**What to do**
Each entry has to be copied exactly, with nothing missed.
○ ○ ○
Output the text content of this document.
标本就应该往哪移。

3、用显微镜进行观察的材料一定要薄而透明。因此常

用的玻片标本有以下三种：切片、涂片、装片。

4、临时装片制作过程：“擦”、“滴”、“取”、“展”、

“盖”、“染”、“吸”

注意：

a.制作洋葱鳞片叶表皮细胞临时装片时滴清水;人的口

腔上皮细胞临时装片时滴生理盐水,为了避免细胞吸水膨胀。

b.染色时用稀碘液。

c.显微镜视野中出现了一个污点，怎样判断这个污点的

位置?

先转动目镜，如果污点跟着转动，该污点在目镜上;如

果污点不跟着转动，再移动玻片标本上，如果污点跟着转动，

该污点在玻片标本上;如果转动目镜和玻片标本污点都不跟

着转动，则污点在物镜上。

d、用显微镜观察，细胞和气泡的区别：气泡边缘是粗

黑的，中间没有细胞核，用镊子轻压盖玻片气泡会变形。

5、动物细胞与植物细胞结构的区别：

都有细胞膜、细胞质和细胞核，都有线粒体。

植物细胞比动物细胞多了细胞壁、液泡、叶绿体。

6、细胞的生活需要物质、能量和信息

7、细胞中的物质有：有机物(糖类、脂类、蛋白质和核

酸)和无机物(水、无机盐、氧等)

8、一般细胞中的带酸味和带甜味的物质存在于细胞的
○ ○ ○
**Exercise solution**
Output the text content of this document.
标本就应该往哪移。

3、用显微镜进行观察的材料一定要薄而透明。因此常

用的玻片标本有以下三种：切片、涂片、装片。

4、临时装片制作过程：“擦”、“滴”、“取”、“展”、

“盖”、“染”、“吸”

注意：

a.制作洋葱鳞片叶表皮细胞临时装片时滴清水;人的口

腔上皮细胞临时装片时滴生理盐水,为了避免细胞吸水膨胀。

b.染色时用稀碘液。

c.显微镜视野中出现了一个污点，怎样判断这个污点的

位置?

先转动目镜，如果污点跟着转动，该污点在目镜上;如

果污点不跟着转动，再移动玻片标本上，如果污点跟着转动，

该污点在玻片标本上;如果转动目镜和玻片标本污点都不跟

着转动，则污点在物镜上。

d、用显微镜观察，细胞和气泡的区别：气泡边缘是粗

黑的，中间没有细胞核，用镊子轻压盖玻片气泡会变形。

5、动物细胞与植物细胞结构的区别：

都有细胞膜、细胞质和细胞核，都有线粒体。

植物细胞比动物细胞多了细胞壁、液泡、叶绿体。

6、细胞的生活需要物质、能量和信息

7、细胞中的物质有：有机物(糖类、脂类、蛋白质和核

酸)和无机物(水、无机盐、氧等)

8、一般细胞中的带酸味和带甜味的物质存在于细胞的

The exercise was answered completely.